Dataset records on visual material:
********************

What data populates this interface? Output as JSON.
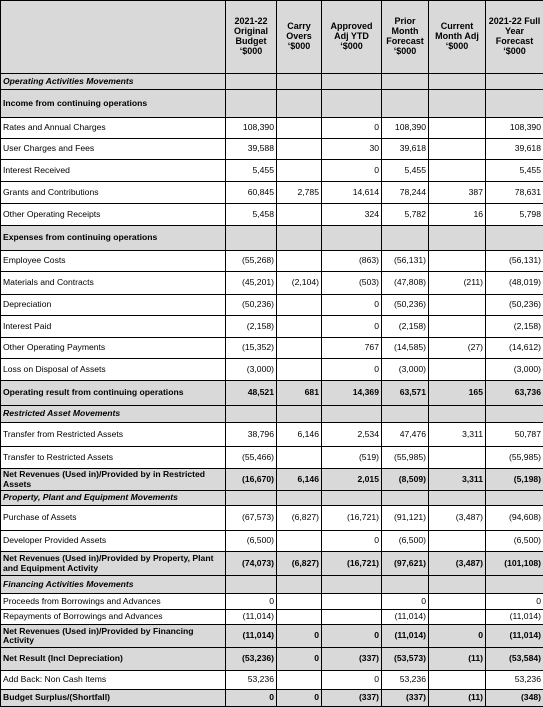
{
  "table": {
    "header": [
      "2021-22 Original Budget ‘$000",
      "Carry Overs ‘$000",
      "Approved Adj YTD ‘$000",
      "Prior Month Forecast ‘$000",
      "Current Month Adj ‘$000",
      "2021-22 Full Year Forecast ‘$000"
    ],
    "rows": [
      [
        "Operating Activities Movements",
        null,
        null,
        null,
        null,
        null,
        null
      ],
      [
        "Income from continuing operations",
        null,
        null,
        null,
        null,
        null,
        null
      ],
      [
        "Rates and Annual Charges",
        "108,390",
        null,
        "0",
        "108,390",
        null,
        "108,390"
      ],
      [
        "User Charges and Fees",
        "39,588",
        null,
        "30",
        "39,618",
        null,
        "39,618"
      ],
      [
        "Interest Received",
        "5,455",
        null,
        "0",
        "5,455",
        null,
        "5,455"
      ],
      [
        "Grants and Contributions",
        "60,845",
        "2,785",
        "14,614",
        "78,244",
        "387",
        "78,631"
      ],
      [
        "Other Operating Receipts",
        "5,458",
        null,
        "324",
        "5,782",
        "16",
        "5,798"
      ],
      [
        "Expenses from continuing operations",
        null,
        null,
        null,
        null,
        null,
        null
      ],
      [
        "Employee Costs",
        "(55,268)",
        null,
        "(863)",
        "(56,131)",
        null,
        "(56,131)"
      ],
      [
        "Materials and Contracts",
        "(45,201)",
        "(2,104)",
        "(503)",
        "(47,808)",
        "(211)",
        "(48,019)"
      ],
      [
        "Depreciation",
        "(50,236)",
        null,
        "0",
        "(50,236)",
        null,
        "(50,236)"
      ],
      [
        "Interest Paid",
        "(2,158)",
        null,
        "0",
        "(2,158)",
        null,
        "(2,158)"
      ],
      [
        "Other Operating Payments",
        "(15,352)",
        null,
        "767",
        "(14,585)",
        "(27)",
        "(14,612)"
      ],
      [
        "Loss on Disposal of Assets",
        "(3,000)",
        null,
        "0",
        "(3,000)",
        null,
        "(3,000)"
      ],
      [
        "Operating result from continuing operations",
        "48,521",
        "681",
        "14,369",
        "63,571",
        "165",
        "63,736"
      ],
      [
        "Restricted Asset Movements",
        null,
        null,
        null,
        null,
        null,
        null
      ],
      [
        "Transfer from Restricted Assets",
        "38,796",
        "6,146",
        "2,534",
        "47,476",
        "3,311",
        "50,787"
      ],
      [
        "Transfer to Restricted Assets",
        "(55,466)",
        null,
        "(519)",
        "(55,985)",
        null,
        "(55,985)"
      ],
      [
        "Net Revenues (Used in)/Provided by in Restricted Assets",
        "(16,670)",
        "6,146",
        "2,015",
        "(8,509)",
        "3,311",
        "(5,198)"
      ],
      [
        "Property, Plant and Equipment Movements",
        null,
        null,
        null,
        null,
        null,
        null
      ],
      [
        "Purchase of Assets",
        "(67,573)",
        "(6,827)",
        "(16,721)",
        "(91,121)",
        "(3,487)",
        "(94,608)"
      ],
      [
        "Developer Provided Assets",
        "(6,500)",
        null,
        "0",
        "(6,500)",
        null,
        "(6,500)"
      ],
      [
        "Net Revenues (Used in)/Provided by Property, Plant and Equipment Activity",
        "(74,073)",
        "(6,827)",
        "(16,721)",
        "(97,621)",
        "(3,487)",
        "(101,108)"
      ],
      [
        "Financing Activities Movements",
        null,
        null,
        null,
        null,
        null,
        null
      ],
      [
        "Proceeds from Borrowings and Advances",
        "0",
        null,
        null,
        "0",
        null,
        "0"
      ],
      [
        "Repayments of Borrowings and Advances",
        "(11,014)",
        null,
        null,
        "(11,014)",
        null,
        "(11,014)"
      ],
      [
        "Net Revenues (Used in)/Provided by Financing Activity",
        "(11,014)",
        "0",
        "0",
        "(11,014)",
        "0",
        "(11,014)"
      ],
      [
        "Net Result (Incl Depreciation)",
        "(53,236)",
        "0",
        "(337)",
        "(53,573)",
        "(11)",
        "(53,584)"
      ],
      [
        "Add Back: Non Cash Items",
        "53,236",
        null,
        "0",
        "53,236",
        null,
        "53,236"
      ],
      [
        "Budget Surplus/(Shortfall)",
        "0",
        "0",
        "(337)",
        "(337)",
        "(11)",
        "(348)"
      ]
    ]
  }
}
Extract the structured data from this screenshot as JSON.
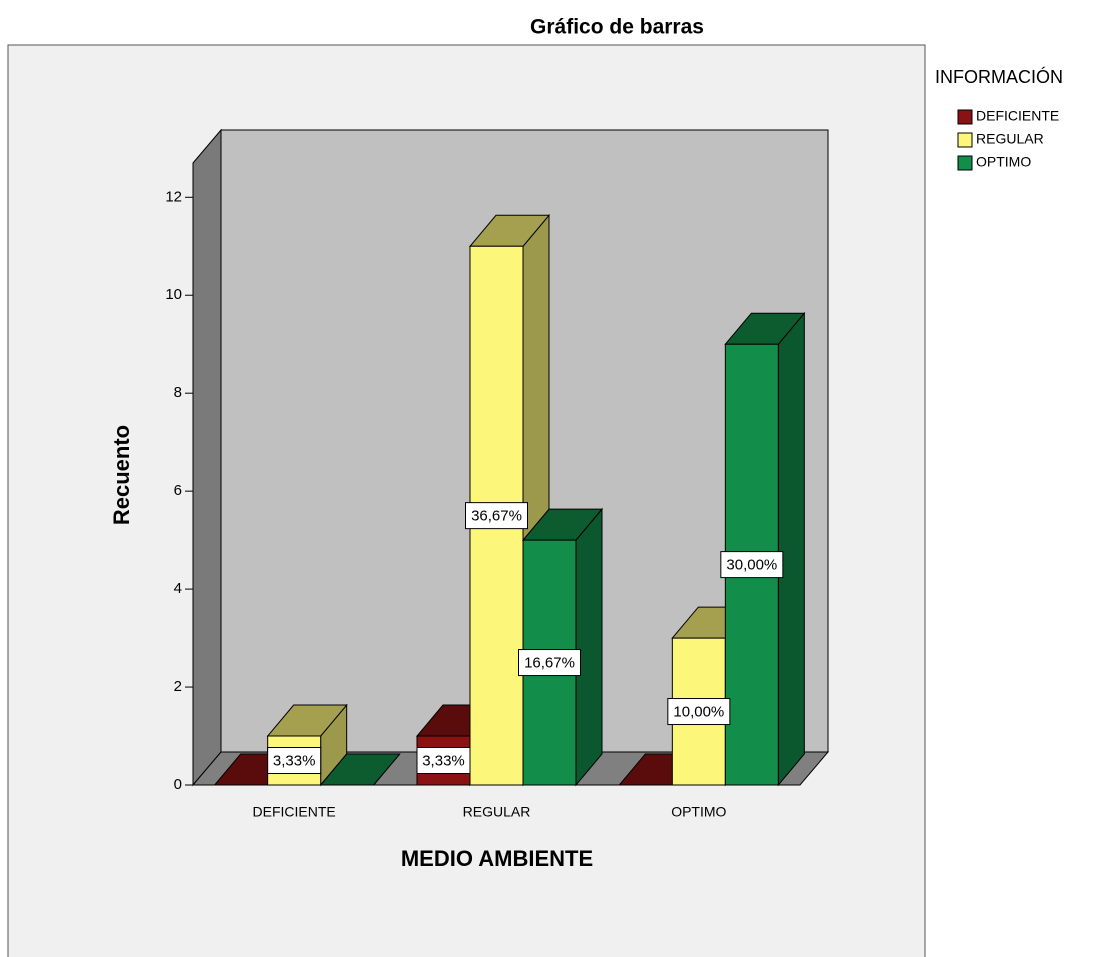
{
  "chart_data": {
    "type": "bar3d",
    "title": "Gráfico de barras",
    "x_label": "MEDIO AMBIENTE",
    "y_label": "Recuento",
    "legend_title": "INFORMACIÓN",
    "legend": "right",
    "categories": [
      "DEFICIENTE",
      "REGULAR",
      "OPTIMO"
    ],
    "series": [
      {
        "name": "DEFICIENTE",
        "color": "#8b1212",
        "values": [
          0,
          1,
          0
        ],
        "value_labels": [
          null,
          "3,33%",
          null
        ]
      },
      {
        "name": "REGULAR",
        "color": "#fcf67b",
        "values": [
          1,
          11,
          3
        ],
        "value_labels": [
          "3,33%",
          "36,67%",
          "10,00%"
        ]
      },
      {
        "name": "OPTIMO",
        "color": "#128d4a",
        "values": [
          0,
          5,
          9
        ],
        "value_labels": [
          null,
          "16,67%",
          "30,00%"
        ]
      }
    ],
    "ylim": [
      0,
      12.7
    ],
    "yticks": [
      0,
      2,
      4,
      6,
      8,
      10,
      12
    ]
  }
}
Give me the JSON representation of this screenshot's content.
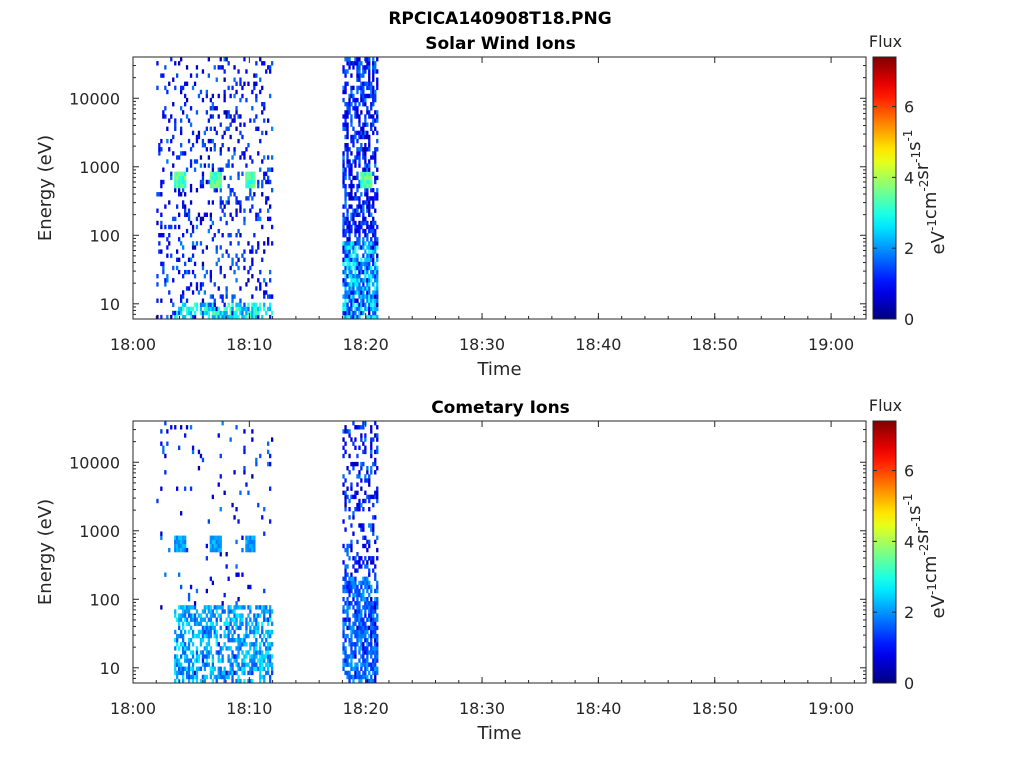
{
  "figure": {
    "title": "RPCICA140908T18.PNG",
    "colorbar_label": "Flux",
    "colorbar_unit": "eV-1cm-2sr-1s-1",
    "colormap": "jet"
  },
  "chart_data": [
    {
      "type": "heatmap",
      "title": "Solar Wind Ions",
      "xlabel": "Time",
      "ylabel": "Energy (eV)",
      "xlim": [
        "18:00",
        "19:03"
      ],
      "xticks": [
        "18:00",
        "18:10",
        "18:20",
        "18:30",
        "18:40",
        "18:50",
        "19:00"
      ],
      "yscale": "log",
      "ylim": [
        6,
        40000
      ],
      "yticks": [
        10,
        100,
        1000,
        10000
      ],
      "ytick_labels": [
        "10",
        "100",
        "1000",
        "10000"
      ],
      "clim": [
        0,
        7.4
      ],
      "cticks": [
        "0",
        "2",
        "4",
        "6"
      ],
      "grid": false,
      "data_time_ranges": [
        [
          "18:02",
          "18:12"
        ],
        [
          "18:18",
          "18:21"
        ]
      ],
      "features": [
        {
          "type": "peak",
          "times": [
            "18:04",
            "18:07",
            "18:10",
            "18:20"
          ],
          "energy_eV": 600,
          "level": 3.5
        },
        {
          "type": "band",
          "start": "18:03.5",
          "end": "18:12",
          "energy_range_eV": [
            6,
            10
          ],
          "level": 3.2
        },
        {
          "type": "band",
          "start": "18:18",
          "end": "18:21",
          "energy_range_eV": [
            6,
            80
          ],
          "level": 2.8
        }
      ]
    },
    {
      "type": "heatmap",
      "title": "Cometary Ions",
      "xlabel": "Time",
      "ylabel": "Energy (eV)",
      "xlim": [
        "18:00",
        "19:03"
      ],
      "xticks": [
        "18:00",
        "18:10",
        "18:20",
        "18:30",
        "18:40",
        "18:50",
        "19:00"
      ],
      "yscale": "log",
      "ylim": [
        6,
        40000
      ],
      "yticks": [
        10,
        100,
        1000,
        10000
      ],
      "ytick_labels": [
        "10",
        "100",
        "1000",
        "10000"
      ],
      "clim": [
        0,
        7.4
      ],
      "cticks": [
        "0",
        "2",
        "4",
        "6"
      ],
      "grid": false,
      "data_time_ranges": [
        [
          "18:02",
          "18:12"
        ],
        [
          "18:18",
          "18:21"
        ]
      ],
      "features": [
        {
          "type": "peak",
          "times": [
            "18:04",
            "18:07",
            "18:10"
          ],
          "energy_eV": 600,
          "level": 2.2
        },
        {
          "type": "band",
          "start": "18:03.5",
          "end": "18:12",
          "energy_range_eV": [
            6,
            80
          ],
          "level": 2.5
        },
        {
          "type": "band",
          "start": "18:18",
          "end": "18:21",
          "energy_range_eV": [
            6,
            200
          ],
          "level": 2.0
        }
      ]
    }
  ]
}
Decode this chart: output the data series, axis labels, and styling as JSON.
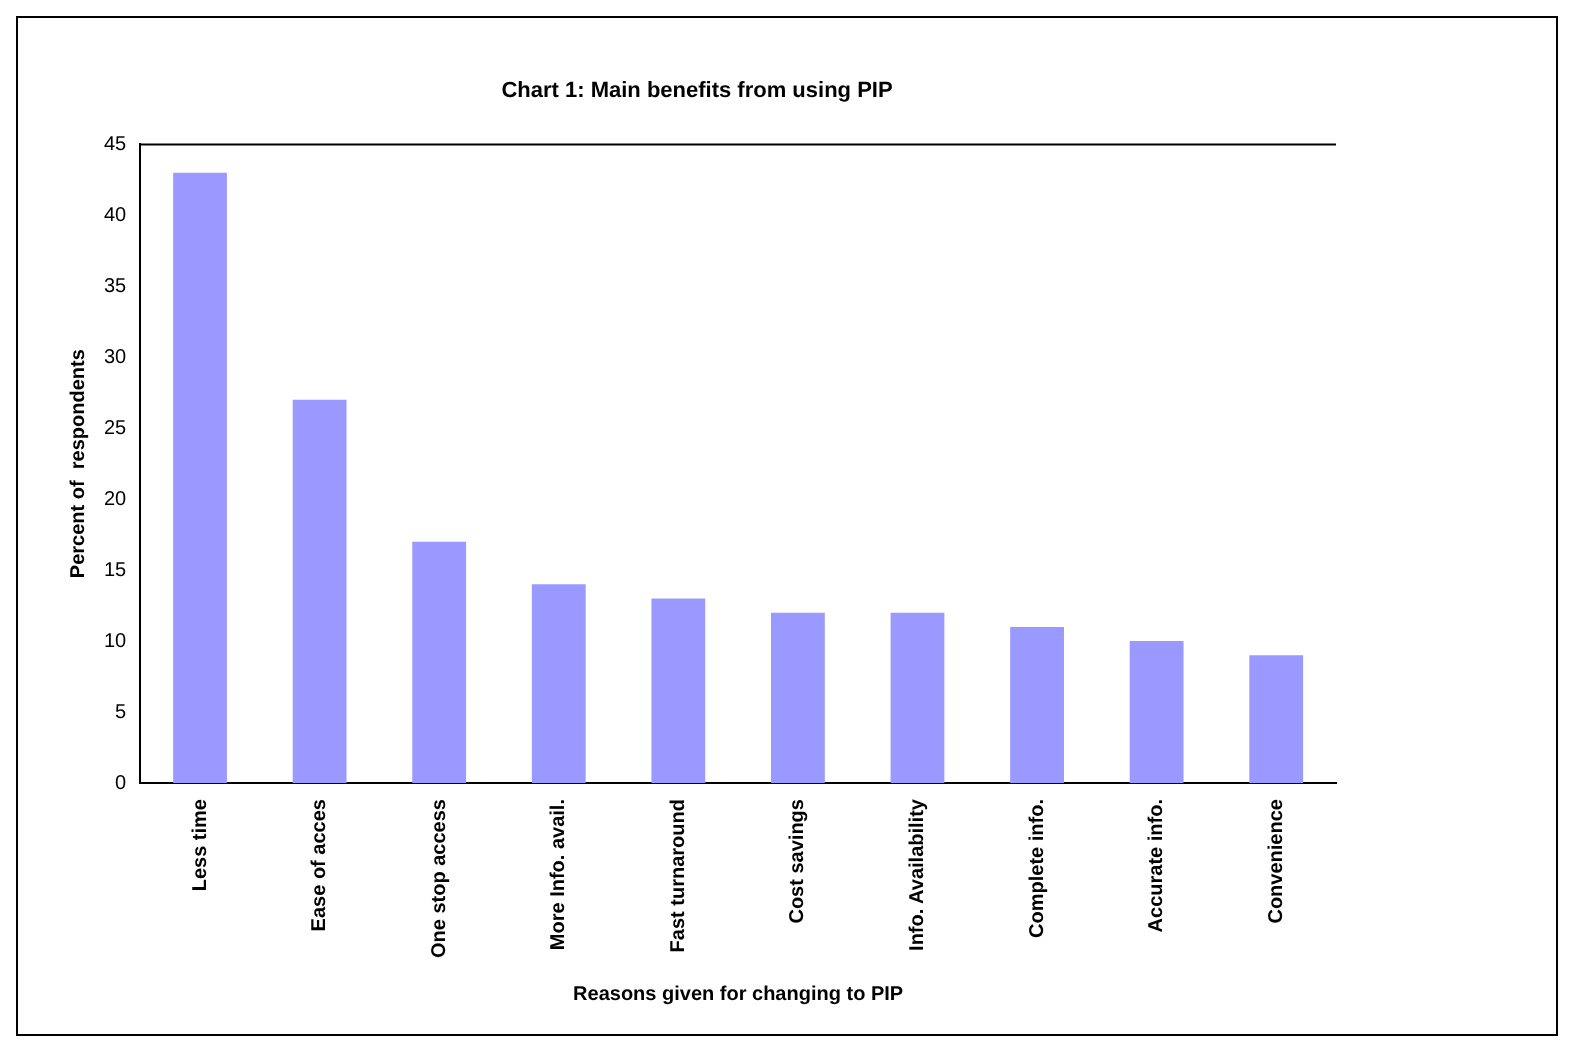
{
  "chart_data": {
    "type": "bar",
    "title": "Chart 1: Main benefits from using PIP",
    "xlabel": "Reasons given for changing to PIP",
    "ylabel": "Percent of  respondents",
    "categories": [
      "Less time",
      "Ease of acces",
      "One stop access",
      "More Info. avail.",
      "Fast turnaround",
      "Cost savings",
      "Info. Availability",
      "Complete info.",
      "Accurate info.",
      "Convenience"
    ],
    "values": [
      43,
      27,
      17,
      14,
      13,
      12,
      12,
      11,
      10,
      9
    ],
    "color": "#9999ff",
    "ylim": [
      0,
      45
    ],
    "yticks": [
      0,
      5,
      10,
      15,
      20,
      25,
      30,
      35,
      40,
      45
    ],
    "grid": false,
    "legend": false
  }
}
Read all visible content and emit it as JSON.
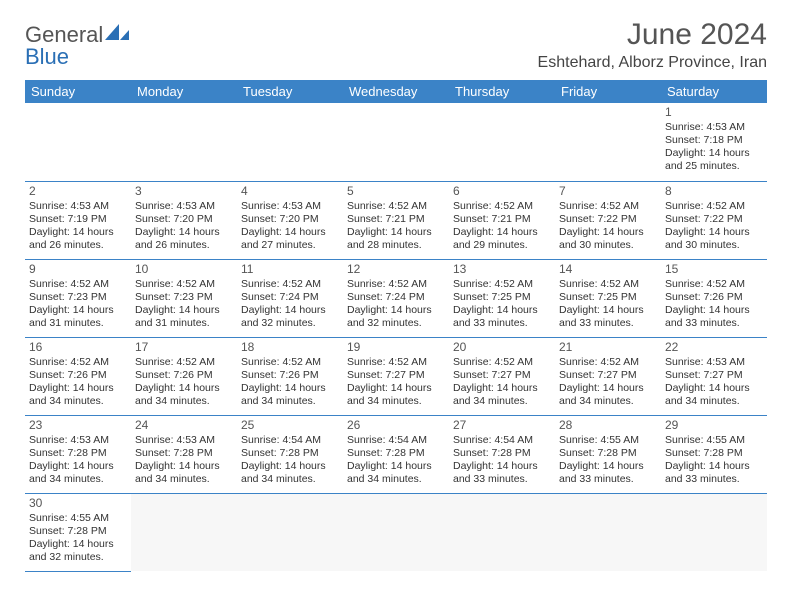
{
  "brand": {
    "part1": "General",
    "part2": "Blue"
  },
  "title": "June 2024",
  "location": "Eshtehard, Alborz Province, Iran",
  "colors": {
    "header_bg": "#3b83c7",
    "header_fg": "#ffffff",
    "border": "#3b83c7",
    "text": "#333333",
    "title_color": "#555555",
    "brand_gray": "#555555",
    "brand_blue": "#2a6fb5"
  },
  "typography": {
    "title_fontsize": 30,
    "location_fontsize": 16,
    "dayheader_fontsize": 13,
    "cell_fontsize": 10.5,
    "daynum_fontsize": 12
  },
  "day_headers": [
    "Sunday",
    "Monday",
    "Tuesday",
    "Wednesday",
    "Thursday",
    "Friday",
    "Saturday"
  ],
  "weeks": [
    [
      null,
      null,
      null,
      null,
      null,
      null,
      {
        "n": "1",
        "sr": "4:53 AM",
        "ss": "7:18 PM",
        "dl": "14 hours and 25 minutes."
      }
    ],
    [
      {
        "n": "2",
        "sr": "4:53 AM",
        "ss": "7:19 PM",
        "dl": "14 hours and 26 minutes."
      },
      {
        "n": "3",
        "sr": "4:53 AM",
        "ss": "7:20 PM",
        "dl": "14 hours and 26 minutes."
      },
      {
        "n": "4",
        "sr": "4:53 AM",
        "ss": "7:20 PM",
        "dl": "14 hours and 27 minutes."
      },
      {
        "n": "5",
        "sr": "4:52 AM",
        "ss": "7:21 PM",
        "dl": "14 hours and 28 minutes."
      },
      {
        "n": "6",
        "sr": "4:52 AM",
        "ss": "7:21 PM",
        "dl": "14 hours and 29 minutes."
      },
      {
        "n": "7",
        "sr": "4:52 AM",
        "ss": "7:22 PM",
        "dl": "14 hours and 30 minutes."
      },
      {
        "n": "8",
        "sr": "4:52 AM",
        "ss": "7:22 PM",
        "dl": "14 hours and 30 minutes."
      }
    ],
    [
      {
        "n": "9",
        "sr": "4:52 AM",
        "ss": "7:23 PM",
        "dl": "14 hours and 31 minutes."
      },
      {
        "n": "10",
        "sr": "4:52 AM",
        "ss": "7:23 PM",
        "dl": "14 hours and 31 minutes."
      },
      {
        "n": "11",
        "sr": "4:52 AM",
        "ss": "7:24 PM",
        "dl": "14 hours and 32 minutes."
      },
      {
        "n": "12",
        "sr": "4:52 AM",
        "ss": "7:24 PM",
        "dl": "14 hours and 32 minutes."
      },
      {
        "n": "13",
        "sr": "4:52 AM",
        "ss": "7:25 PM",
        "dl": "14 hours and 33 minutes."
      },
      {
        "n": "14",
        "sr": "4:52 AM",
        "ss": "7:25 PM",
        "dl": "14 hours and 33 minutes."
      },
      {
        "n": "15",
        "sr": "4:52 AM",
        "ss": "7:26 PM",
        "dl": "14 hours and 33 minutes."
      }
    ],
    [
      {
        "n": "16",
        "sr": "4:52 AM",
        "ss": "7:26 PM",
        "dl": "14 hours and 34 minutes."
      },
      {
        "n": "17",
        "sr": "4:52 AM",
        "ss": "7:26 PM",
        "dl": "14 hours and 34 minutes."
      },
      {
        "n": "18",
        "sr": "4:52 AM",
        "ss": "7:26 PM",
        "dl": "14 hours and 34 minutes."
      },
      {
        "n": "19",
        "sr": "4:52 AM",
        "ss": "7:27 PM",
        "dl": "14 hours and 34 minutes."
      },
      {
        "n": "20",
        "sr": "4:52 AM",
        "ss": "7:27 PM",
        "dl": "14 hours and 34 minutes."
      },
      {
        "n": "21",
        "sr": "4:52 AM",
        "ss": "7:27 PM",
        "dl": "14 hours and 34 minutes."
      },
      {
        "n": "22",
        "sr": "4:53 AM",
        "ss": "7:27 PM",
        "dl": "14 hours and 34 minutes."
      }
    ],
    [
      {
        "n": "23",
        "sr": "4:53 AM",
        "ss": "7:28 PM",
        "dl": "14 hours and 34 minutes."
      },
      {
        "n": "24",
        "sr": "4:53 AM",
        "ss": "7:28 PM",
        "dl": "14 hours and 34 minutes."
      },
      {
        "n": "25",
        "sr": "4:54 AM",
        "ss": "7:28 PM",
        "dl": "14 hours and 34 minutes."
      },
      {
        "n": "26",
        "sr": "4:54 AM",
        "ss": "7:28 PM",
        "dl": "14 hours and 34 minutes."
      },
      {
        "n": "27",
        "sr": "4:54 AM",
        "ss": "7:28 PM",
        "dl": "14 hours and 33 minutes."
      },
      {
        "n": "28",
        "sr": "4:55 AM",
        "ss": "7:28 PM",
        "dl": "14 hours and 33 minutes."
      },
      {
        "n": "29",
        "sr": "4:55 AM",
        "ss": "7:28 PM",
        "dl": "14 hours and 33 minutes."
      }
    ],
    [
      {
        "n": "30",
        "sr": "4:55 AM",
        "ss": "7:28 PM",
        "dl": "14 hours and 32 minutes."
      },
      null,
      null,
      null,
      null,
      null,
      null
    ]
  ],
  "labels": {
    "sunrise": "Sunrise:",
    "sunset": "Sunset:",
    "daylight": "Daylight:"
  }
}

********************

In the listing, find every line containing the word "operations" and list it.

• _RESPONSE TO THIS EXERCISE_:
        "Income from continuing operations",
        "Expenses from continuing operations",
        "Operating result from continuing operations",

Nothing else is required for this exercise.